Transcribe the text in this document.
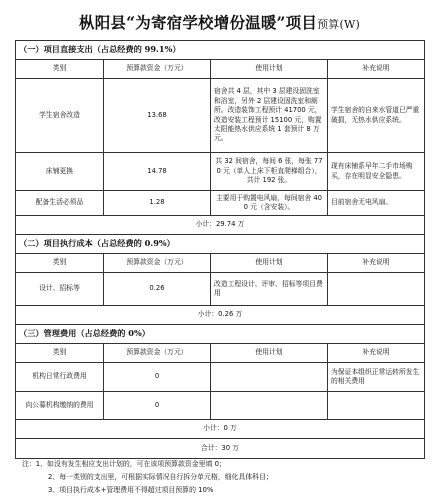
枞阳县“为寄宿学校增份温暖”项目预算(W)
（一）项目直接支出（占总经费的 99.1%）			
类别	预算款资金（万元）	使用计划	补充说明
学生宿舍改造	13.68	宿舍共 4 层，其中 3 层建设固洗室和浴室，另外 2 层建设固洗室和厕所。改造装饰工程预计 41700 元，改造安装工程预计 15100 元，购置太阳能热水供应系统 1 套预计 8 万元。	学生宿舍的自来水管道已严重破损，无热水供应系统。
床铺更换	14.78	共 32 间宿舍，每间 6 张，每张 770 元（单人上床下柜直爬梯组合），共计 192 张。	现有床铺系早年二手市场购买，存在明显安全隐患。
配备生活必须品	1.28	主要用于购置电风扇，每间宿舍 400 元（含安装）。	目前宿舍无电风扇。
小计：29.74 万			
（二）项目执行成本（占总经费的 0.9%）			
类别	预算款资金（万元）	使用计划	补充说明
设计、招标等	0.26	改造工程设计、评审、招标等项目费用	
小计：0.26 万			
（三）管理费用（占总经费的 0%）			
类别	预算款资金（万元）	使用计划	补充说明
机构日常行政费用	0		为保证本组织正常运转所发生的相关费用
向公募机构缴纳的费用	0		
小计：0 万			
合计：30 万			
注：1、如没有发生相应支出计划的，可在该项预算款资金里填 0；
2、每一类别的支出里，可根据实际情况自行拆分单元格，细化具体科目；
3、项目执行成本+管理费用不得超过项目预算的 10%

# # # #

**STATED EXERCISE**
Find the word "占总经费的" and list each line it appears in.

**RESULT OF THIS EXERCISE**
（一）项目直接支出（占总经费的 99.1%）			
（二）项目执行成本（占总经费的 0.9%）			
（三）管理费用（占总经费的 0%）			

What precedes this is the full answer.